**THE REQUEST**
Reproduce all records exactly.

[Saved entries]
========================================

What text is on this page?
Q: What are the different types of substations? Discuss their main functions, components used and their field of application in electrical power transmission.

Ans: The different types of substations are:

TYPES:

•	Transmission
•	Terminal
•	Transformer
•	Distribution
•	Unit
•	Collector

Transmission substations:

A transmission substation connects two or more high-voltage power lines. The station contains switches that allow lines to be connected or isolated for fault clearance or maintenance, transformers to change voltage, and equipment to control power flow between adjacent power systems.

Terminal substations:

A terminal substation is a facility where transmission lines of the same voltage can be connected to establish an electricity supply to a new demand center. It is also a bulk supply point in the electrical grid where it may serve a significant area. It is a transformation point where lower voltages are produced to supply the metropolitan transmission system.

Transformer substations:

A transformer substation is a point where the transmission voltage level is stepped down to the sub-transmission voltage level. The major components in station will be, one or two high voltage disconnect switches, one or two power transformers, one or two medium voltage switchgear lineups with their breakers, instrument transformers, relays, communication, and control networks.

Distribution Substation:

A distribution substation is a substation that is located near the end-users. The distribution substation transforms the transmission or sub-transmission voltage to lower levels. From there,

========================================

**CORRECT RESPONSE**
What text is on this page?
Q: What are the different types of substations? Discuss their main functions, components used and their field of application in electrical power transmission.

Ans: The different types of substations are:

TYPES:

•	Transmission
•	Terminal
•	Transformer
•	Distribution
•	Unit
•	Collector

Transmission substations:

A transmission substation connects two or more high-voltage power lines. The station contains switches that allow lines to be connected or isolated for fault clearance or maintenance, transformers to change voltage, and equipment to control power flow between adjacent power systems.

Terminal substations:

A terminal substation is a facility where transmission lines of the same voltage can be connected to establish an electricity supply to a new demand center. It is also a bulk supply point in the electrical grid where it may serve a significant area. It is a transformation point where lower voltages are produced to supply the metropolitan transmission system.

Transformer substations:

A transformer substation is a point where the transmission voltage level is stepped down to the sub-transmission voltage level. The major components in station will be, one or two high voltage disconnect switches, one or two power transformers, one or two medium voltage switchgear lineups with their breakers, instrument transformers, relays, communication, and control networks.

Distribution Substation:

A distribution substation is a substation that is located near the end-users. The distribution substation transforms the transmission or sub-transmission voltage to lower levels. From there,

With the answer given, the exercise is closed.